Task instructions: Copy every line in which the string "mittaamalla" occurs.

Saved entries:
..............................

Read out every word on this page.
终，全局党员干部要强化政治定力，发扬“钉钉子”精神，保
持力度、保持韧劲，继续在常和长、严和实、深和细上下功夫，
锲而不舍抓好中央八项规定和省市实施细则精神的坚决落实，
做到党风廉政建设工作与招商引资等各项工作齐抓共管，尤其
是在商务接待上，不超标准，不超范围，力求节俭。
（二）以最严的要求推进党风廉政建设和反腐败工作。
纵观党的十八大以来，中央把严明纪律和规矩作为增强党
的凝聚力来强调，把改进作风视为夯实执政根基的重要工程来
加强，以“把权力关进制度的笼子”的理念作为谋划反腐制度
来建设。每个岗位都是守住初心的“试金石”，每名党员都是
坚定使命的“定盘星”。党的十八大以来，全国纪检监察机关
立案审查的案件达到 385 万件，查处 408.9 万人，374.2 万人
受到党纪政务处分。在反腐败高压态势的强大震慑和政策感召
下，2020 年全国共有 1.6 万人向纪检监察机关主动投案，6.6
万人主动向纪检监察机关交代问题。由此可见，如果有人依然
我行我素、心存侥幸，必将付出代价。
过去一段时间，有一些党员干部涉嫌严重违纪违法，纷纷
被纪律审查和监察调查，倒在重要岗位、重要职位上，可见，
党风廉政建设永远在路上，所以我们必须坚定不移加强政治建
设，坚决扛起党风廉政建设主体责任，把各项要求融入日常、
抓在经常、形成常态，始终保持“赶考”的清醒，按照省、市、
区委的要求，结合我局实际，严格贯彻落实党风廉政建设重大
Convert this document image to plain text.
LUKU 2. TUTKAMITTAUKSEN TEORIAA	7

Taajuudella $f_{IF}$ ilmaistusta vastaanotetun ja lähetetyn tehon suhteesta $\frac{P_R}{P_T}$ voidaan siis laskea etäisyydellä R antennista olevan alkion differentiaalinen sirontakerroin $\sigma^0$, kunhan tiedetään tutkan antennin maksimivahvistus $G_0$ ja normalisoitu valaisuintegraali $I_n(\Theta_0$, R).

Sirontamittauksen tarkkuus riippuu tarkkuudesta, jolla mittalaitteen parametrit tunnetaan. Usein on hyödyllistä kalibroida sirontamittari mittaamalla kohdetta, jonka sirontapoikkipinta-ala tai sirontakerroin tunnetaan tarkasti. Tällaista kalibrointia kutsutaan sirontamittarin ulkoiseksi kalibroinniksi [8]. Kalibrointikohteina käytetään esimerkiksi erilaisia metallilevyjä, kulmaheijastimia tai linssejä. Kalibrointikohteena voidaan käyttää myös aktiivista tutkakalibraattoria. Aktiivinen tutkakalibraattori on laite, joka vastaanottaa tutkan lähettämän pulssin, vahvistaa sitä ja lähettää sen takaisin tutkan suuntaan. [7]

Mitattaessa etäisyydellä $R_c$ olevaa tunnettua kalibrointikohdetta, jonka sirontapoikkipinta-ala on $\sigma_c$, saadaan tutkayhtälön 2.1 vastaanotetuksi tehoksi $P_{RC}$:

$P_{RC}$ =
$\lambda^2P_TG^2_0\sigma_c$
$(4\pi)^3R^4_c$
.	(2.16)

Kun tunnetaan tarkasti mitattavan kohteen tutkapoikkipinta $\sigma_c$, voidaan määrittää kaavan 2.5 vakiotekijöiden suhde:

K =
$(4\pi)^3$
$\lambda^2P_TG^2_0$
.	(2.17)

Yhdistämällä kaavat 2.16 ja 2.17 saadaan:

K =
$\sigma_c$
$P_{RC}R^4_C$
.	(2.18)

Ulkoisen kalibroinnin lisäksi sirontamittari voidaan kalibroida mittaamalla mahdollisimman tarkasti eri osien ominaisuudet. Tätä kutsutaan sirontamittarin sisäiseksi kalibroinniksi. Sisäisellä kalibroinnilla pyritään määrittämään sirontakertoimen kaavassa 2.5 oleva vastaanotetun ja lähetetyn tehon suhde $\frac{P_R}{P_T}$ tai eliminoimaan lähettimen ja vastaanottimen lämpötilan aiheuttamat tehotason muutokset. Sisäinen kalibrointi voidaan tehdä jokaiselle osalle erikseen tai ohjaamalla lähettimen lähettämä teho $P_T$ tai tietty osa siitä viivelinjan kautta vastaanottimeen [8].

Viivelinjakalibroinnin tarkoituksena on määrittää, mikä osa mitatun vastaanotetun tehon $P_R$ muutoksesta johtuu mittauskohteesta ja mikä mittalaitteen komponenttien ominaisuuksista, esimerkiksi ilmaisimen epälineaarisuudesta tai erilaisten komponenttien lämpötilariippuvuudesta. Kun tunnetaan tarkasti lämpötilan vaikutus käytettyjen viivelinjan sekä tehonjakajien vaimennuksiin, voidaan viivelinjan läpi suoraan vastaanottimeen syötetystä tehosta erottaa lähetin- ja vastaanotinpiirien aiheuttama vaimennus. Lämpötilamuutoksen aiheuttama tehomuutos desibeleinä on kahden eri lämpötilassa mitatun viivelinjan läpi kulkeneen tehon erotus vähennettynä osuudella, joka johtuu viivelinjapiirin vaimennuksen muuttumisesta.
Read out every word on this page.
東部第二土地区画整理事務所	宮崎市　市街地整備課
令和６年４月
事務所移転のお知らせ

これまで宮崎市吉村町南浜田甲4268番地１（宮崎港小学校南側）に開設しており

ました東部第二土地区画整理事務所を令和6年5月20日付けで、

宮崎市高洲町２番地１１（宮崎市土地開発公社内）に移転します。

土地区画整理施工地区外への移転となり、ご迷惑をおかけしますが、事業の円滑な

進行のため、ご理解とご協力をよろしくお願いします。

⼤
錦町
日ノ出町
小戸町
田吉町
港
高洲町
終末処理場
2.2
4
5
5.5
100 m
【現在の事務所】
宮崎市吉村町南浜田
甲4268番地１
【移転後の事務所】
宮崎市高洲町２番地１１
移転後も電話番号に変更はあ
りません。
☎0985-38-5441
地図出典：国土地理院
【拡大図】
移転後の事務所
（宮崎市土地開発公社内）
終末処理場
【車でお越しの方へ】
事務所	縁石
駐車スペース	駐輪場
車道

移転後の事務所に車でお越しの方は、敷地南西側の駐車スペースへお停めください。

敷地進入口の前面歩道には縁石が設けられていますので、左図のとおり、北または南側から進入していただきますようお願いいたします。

..............................

The response:
Sirontamittauksen tarkkuus riippuu tarkkuudesta, jolla mittalaitteen parametrit tunnetaan. Usein on hyödyllistä kalibroida sirontamittari mittaamalla kohdetta, jonka sirontapoikkipinta-ala tai sirontakerroin tunnetaan tarkasti. Tällaista kalibrointia kutsutaan sirontamittarin ulkoiseksi kalibroinniksi [8]. Kalibrointikohteina käytetään esimerkiksi erilaisia metallilevyjä, kulmaheijastimia tai linssejä. Kalibrointikohteena voidaan käyttää myös aktiivista tutkakalibraattoria. Aktiivinen tutkakalibraattori on laite, joka vastaanottaa tutkan lähettämän pulssin, vahvistaa sitä ja lähettää sen takaisin tutkan suuntaan. [7]
Ulkoisen kalibroinnin lisäksi sirontamittari voidaan kalibroida mittaamalla mahdollisimman tarkasti eri osien ominaisuudet. Tätä kutsutaan sirontamittarin sisäiseksi kalibroinniksi. Sisäisellä kalibroinnilla pyritään määrittämään sirontakertoimen kaavassa 2.5 oleva vastaanotetun ja lähetetyn tehon suhde $\frac{P_R}{P_T}$ tai eliminoimaan lähettimen ja vastaanottimen lämpötilan aiheuttamat tehotason muutokset. Sisäinen kalibrointi voidaan tehdä jokaiselle osalle erikseen tai ohjaamalla lähettimen lähettämä teho $P_T$ tai tietty osa siitä viivelinjan kautta vastaanottimeen [8].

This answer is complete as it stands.